* [REQUEST]: The exercise asks you to copy every line below in which "screenshot" appears.

* [THE RECORDS]:

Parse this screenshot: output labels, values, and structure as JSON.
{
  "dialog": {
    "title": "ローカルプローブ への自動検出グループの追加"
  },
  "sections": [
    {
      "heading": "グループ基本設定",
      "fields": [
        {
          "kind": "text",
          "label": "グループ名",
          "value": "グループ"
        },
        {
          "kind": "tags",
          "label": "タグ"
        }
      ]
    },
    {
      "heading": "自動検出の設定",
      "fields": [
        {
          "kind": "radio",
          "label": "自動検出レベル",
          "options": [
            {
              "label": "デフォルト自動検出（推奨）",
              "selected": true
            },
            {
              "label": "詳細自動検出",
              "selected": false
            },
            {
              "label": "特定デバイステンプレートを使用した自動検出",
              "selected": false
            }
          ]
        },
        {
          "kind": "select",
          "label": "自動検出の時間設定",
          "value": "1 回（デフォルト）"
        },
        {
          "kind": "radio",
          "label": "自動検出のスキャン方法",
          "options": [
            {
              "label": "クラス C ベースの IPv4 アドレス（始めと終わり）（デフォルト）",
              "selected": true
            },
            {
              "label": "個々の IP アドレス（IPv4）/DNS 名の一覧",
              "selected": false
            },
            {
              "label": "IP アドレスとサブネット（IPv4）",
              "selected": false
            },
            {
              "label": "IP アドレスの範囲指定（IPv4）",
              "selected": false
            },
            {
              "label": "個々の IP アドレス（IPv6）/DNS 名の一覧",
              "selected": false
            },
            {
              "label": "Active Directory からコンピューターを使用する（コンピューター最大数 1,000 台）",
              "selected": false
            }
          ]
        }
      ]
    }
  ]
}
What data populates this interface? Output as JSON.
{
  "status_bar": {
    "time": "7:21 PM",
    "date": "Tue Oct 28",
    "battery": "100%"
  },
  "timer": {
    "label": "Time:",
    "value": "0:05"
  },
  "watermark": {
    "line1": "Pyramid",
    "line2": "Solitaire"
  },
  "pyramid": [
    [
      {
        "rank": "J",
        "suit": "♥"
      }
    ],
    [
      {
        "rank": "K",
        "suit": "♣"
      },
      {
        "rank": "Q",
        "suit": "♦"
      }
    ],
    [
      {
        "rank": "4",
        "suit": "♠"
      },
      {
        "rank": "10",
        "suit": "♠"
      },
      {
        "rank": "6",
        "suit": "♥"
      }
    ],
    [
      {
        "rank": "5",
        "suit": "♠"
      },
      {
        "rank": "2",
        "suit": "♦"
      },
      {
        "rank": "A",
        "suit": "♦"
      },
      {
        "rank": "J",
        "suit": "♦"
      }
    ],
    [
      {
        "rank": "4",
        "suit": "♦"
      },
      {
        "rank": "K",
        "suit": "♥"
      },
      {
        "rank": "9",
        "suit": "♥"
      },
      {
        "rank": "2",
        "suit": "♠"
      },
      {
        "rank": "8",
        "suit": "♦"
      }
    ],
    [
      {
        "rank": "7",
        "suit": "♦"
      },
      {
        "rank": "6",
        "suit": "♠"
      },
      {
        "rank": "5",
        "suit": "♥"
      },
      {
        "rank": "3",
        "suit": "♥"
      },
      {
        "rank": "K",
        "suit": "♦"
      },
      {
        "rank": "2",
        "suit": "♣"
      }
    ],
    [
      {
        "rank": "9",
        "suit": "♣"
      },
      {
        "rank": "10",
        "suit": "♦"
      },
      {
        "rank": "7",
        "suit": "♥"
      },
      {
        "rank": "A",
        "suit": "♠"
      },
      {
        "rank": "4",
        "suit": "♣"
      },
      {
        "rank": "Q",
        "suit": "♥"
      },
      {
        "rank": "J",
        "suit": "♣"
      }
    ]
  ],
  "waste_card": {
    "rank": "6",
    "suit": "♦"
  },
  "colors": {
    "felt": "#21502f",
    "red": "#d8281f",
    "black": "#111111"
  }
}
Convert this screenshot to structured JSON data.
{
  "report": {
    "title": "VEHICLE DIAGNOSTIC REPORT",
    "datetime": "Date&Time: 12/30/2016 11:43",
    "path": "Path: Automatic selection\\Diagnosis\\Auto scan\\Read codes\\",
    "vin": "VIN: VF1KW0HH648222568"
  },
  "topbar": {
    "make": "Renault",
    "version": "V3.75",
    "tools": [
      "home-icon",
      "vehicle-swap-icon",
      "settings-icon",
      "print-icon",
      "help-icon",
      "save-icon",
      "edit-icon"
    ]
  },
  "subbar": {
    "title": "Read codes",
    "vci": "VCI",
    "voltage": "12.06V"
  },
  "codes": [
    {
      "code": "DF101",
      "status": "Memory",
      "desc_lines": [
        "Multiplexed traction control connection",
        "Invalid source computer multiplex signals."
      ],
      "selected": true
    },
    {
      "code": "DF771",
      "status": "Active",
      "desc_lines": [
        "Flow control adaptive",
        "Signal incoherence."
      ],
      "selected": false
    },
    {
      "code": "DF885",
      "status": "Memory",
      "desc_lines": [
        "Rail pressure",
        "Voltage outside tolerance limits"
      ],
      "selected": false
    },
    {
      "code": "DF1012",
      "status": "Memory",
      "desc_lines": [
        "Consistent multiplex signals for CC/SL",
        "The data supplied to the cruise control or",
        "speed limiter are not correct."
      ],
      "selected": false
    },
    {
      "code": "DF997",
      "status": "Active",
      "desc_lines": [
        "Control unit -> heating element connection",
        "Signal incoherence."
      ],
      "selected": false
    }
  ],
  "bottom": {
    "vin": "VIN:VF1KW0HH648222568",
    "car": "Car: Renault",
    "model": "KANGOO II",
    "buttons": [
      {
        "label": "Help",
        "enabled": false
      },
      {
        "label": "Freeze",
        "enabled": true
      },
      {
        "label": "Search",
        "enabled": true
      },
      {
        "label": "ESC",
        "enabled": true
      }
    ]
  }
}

* [RESULT OF THIS TASK]:
Parse this screenshot: output labels, values, and structure as JSON.
Convert this screenshot to structured JSON data.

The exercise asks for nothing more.